### [Task requirements]
Copy out every line in which the string "structured" occurs.

### [Given entries]
- - -
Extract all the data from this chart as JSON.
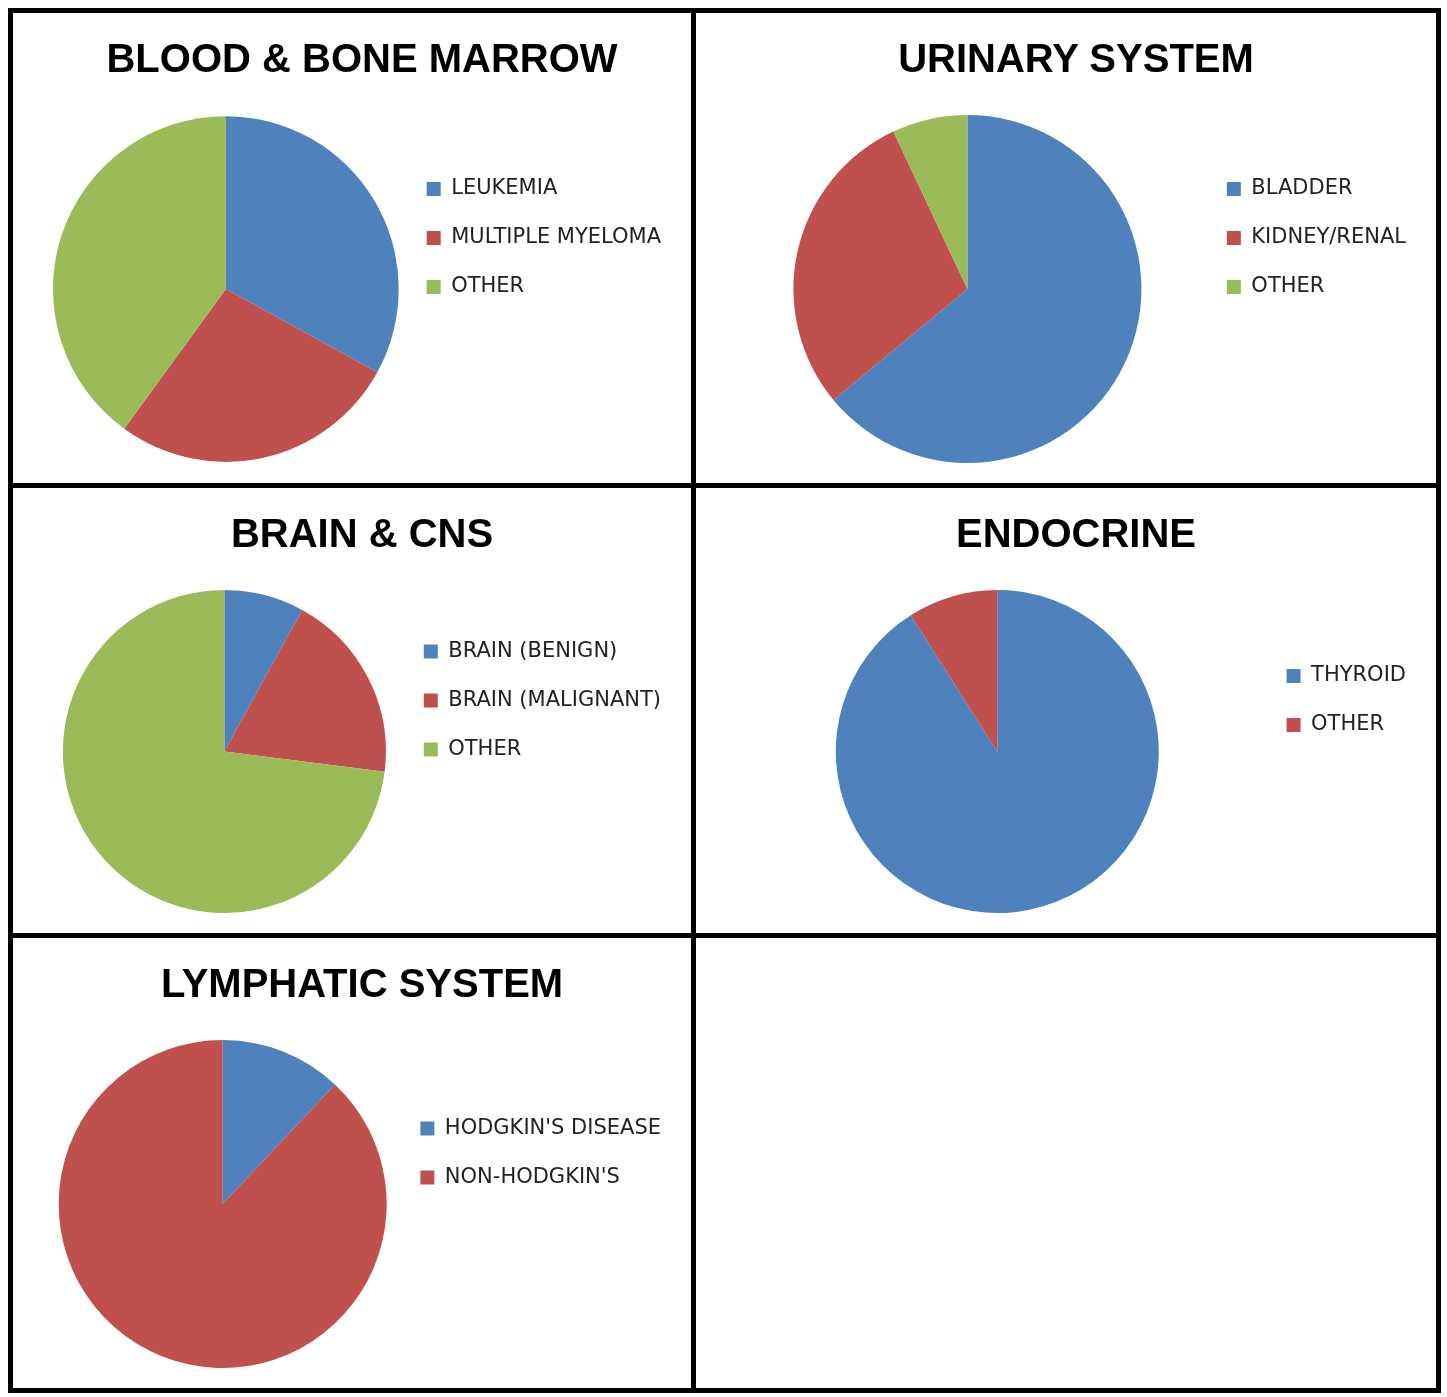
{
  "chart_data": [
    {
      "type": "pie",
      "title": "BLOOD & BONE MARROW",
      "categories": [
        "LEUKEMIA",
        "MULTIPLE MYELOMA",
        "OTHER"
      ],
      "values": [
        33,
        27,
        40
      ],
      "colors": [
        "#4f81bd",
        "#c0504d",
        "#9bbb59"
      ],
      "legend": "right"
    },
    {
      "type": "pie",
      "title": "URINARY SYSTEM",
      "categories": [
        "BLADDER",
        "KIDNEY/RENAL",
        "OTHER"
      ],
      "values": [
        64,
        29,
        7
      ],
      "colors": [
        "#4f81bd",
        "#c0504d",
        "#9bbb59"
      ],
      "legend": "right"
    },
    {
      "type": "pie",
      "title": "BRAIN & CNS",
      "categories": [
        "BRAIN (BENIGN)",
        "BRAIN (MALIGNANT)",
        "OTHER"
      ],
      "values": [
        8,
        19,
        73
      ],
      "colors": [
        "#4f81bd",
        "#c0504d",
        "#9bbb59"
      ],
      "legend": "right"
    },
    {
      "type": "pie",
      "title": "ENDOCRINE",
      "categories": [
        "THYROID",
        "OTHER"
      ],
      "values": [
        91,
        9
      ],
      "colors": [
        "#4f81bd",
        "#c0504d"
      ],
      "legend": "right"
    },
    {
      "type": "pie",
      "title": "LYMPHATIC SYSTEM",
      "categories": [
        "HODGKIN'S DISEASE",
        "NON-HODGKIN'S"
      ],
      "values": [
        12,
        88
      ],
      "colors": [
        "#4f81bd",
        "#c0504d"
      ],
      "legend": "right"
    }
  ]
}
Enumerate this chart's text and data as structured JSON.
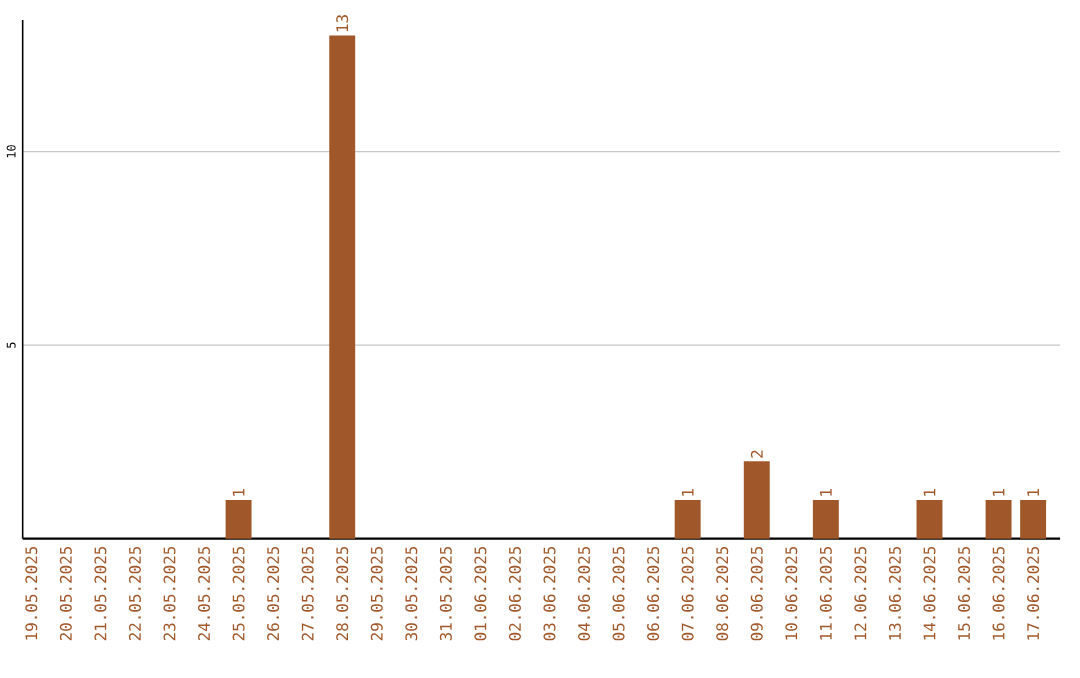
{
  "chart_data": {
    "type": "bar",
    "categories": [
      "19.05.2025",
      "20.05.2025",
      "21.05.2025",
      "22.05.2025",
      "23.05.2025",
      "24.05.2025",
      "25.05.2025",
      "26.05.2025",
      "27.05.2025",
      "28.05.2025",
      "29.05.2025",
      "30.05.2025",
      "31.05.2025",
      "01.06.2025",
      "02.06.2025",
      "03.06.2025",
      "04.06.2025",
      "05.06.2025",
      "06.06.2025",
      "07.06.2025",
      "08.06.2025",
      "09.06.2025",
      "10.06.2025",
      "11.06.2025",
      "12.06.2025",
      "13.06.2025",
      "14.06.2025",
      "15.06.2025",
      "16.06.2025",
      "17.06.2025"
    ],
    "values": [
      0,
      0,
      0,
      0,
      0,
      0,
      1,
      0,
      0,
      13,
      0,
      0,
      0,
      0,
      0,
      0,
      0,
      0,
      0,
      1,
      0,
      2,
      0,
      1,
      0,
      0,
      1,
      0,
      1,
      1
    ],
    "value_labels": [
      null,
      null,
      null,
      null,
      null,
      null,
      "1",
      null,
      null,
      "13",
      null,
      null,
      null,
      null,
      null,
      null,
      null,
      null,
      null,
      "1",
      null,
      "2",
      null,
      "1",
      null,
      null,
      "1",
      null,
      "1",
      "1"
    ],
    "color": "#a0582a",
    "ylim": [
      0,
      13.4
    ],
    "yticks": [
      5,
      10
    ],
    "grid": "y"
  }
}
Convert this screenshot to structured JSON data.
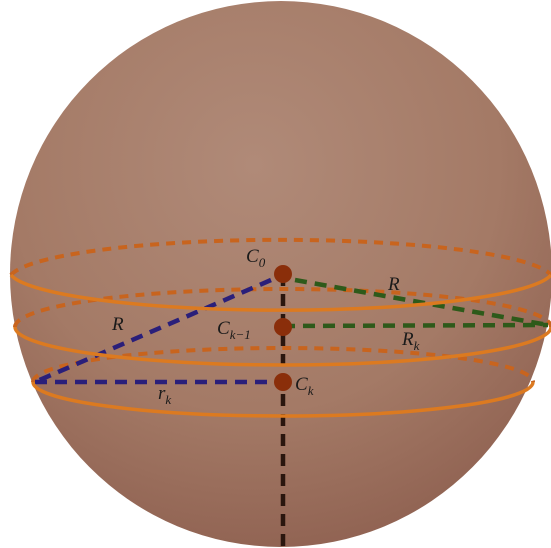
{
  "labels": {
    "c0": {
      "base": "C",
      "sub": "0"
    },
    "ck1": {
      "base": "C",
      "sub": "k−1"
    },
    "ck": {
      "base": "C",
      "sub": "k"
    },
    "r_left": {
      "base": "R"
    },
    "r_right": {
      "base": "R"
    },
    "rk_upper": {
      "base": "R",
      "sub": "k"
    },
    "rk_lower": {
      "base": "r",
      "sub": "k"
    }
  }
}
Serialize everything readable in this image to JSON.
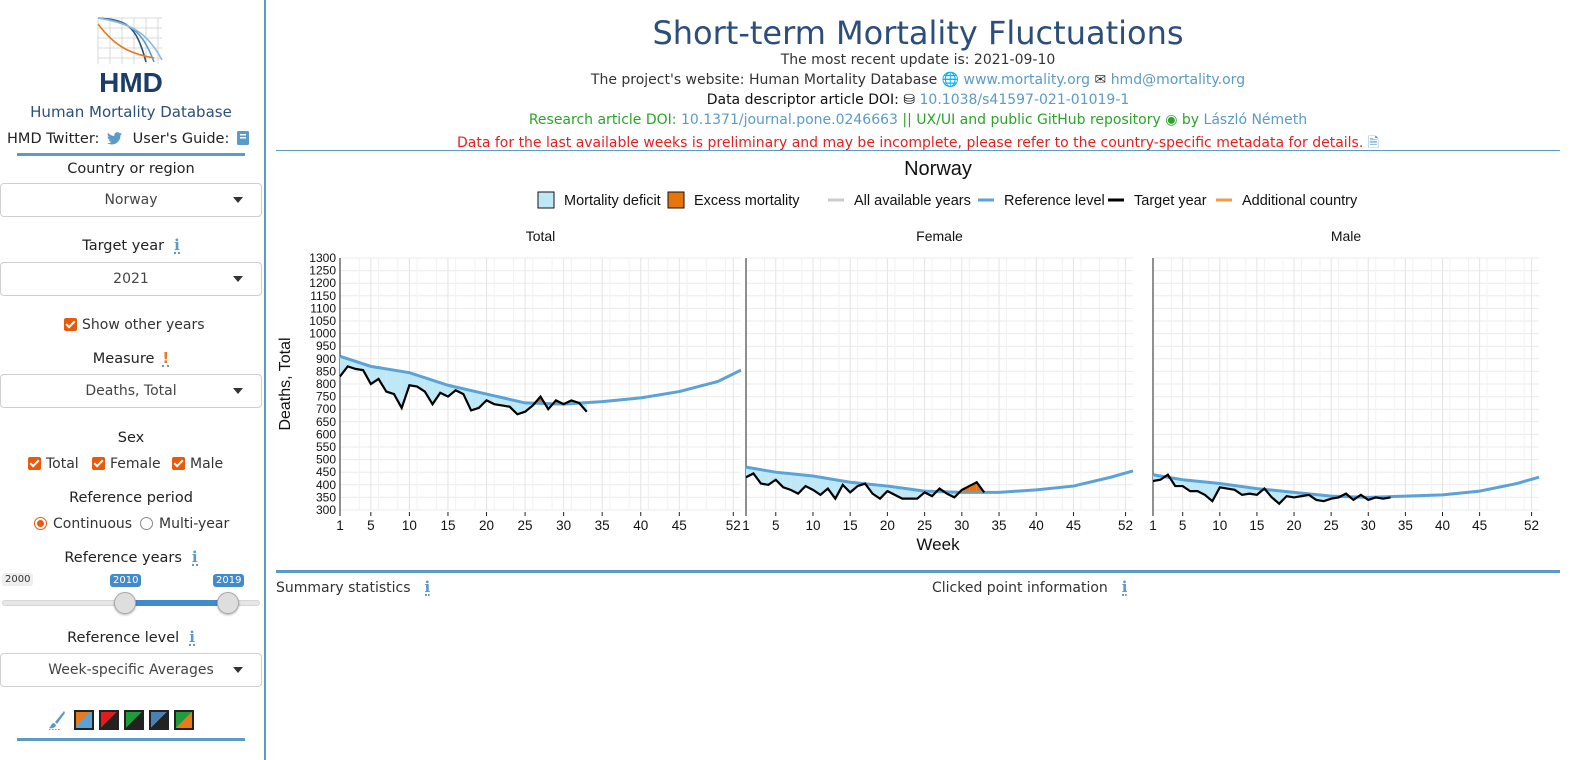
{
  "sidebar": {
    "brand": "Human Mortality Database",
    "twitter_label": "HMD Twitter:",
    "guide_label": "User's Guide:",
    "country_label": "Country or region",
    "country_value": "Norway",
    "target_year_label": "Target year",
    "target_year_value": "2021",
    "show_other_years": "Show other years",
    "measure_label": "Measure",
    "measure_value": "Deaths, Total",
    "sex_label": "Sex",
    "sex_total": "Total",
    "sex_female": "Female",
    "sex_male": "Male",
    "ref_period_label": "Reference period",
    "ref_continuous": "Continuous",
    "ref_multiyear": "Multi-year",
    "ref_years_label": "Reference years",
    "slider_min": "2000",
    "slider_from": "2010",
    "slider_to": "2019",
    "ref_level_label": "Reference level",
    "ref_level_value": "Week-specific Averages",
    "palette_colors": [
      "#5ba3d6",
      "#e41a1c",
      "#1f9d3a",
      "#4682b4",
      "#e87a1a"
    ]
  },
  "header": {
    "title": "Short-term Mortality Fluctuations",
    "update": "The most recent update is: 2021-09-10",
    "website_prefix": "The project's website: Human Mortality Database",
    "website_url": "www.mortality.org",
    "email": "hmd@mortality.org",
    "descriptor_prefix": "Data descriptor article DOI:",
    "descriptor_doi": "10.1038/s41597-021-01019-1",
    "research_prefix": "Research article DOI:",
    "research_doi": "10.1371/journal.pone.0246663",
    "research_mid": "|| UX/UI and public GitHub repository",
    "research_by": "by",
    "author": "László Németh",
    "warning": "Data for the last available weeks is preliminary and may be incomplete, please refer to the country-specific metadata for details."
  },
  "chart_data": {
    "type": "line",
    "title": "Norway",
    "xlabel": "Week",
    "ylabel": "Deaths, Total",
    "ylim": [
      300,
      1300
    ],
    "xlim": [
      1,
      53
    ],
    "x_ticks": [
      1,
      5,
      10,
      15,
      20,
      25,
      30,
      35,
      40,
      45,
      52
    ],
    "y_ticks": [
      300,
      350,
      400,
      450,
      500,
      550,
      600,
      650,
      700,
      750,
      800,
      850,
      900,
      950,
      1000,
      1050,
      1100,
      1150,
      1200,
      1250,
      1300
    ],
    "legend": {
      "placement": "top",
      "items": [
        {
          "label": "Mortality deficit",
          "kind": "box",
          "color": "#bfe8f7"
        },
        {
          "label": "Excess mortality",
          "kind": "box",
          "color": "#e8740c"
        },
        {
          "label": "All available years",
          "kind": "line",
          "color": "#cccccc"
        },
        {
          "label": "Reference level",
          "kind": "line",
          "color": "#5ba3d6"
        },
        {
          "label": "Target year",
          "kind": "line",
          "color": "#000000"
        },
        {
          "label": "Additional country",
          "kind": "line",
          "color": "#f59a45"
        }
      ]
    },
    "panels": [
      {
        "name": "Total",
        "reference_x": [
          1,
          5,
          10,
          15,
          20,
          25,
          30,
          35,
          40,
          45,
          50,
          53
        ],
        "reference": [
          910,
          870,
          845,
          795,
          760,
          725,
          720,
          730,
          745,
          770,
          810,
          855
        ],
        "target_x": [
          1,
          2,
          3,
          4,
          5,
          6,
          7,
          8,
          9,
          10,
          11,
          12,
          13,
          14,
          15,
          16,
          17,
          18,
          19,
          20,
          21,
          22,
          23,
          24,
          25,
          26,
          27,
          28,
          29,
          30,
          31,
          32,
          33
        ],
        "target": [
          830,
          870,
          860,
          855,
          800,
          820,
          770,
          760,
          705,
          795,
          790,
          770,
          720,
          765,
          750,
          775,
          760,
          695,
          705,
          735,
          720,
          715,
          710,
          680,
          690,
          715,
          750,
          700,
          735,
          720,
          735,
          725,
          690
        ]
      },
      {
        "name": "Female",
        "reference_x": [
          1,
          5,
          10,
          15,
          20,
          25,
          30,
          35,
          40,
          45,
          50,
          53
        ],
        "reference": [
          470,
          450,
          435,
          410,
          395,
          375,
          370,
          370,
          380,
          395,
          430,
          455
        ],
        "target_x": [
          1,
          2,
          3,
          4,
          5,
          6,
          7,
          8,
          9,
          10,
          11,
          12,
          13,
          14,
          15,
          16,
          17,
          18,
          19,
          20,
          21,
          22,
          23,
          24,
          25,
          26,
          27,
          28,
          29,
          30,
          31,
          32,
          33
        ],
        "target": [
          430,
          445,
          405,
          400,
          420,
          390,
          380,
          365,
          395,
          380,
          360,
          385,
          345,
          400,
          370,
          395,
          405,
          365,
          345,
          375,
          360,
          345,
          345,
          345,
          370,
          355,
          385,
          365,
          350,
          380,
          395,
          410,
          370
        ]
      },
      {
        "name": "Male",
        "reference_x": [
          1,
          5,
          10,
          15,
          20,
          25,
          30,
          35,
          40,
          45,
          50,
          53
        ],
        "reference": [
          440,
          420,
          405,
          385,
          370,
          355,
          350,
          355,
          360,
          375,
          405,
          430
        ],
        "target_x": [
          1,
          2,
          3,
          4,
          5,
          6,
          7,
          8,
          9,
          10,
          11,
          12,
          13,
          14,
          15,
          16,
          17,
          18,
          19,
          20,
          21,
          22,
          23,
          24,
          25,
          26,
          27,
          28,
          29,
          30,
          31,
          32,
          33
        ],
        "target": [
          415,
          420,
          440,
          395,
          395,
          375,
          375,
          360,
          335,
          390,
          385,
          380,
          360,
          365,
          360,
          385,
          350,
          325,
          355,
          350,
          355,
          360,
          340,
          335,
          345,
          350,
          365,
          340,
          360,
          340,
          350,
          345,
          350
        ]
      }
    ]
  },
  "footer": {
    "summary": "Summary statistics",
    "clicked": "Clicked point information"
  }
}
- - -
### [Task result]
Enumerate this chart's text and data as structured JSON.
Convert this screenshot to structured JSON data.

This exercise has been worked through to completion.